> **Problem statement**:
Pick out each line in these entries that contains the string "Kerkfabriek".

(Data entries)

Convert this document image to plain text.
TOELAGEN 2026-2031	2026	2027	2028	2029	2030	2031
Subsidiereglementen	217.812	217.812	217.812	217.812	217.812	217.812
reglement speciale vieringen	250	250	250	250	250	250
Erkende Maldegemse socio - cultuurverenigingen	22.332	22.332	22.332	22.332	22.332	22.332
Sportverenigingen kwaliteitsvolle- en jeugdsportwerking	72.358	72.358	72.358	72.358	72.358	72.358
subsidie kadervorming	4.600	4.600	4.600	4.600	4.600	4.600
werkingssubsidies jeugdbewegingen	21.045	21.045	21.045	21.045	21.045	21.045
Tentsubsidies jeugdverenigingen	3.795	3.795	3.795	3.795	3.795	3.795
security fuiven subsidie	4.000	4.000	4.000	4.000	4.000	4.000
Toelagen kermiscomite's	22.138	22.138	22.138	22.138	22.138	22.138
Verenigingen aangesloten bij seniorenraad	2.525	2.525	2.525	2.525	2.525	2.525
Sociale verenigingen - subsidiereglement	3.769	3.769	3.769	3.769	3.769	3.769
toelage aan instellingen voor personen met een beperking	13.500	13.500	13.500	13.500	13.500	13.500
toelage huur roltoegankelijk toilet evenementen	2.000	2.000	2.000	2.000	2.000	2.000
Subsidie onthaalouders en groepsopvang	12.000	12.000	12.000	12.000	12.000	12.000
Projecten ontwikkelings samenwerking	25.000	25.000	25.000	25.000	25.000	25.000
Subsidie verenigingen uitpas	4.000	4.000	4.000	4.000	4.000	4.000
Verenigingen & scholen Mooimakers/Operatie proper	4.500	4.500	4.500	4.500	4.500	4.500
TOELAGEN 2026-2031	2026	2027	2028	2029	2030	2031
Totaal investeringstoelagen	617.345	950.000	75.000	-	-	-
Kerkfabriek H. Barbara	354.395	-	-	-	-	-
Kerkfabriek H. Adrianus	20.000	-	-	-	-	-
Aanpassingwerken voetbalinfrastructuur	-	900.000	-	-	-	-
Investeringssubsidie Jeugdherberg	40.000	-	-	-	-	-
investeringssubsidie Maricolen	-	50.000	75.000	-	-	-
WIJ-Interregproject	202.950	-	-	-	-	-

> **Complete response**:
Kerkfabriek H. Barbara	354.395	-	-	-	-	-
Kerkfabriek H. Adrianus	20.000	-	-	-	-	-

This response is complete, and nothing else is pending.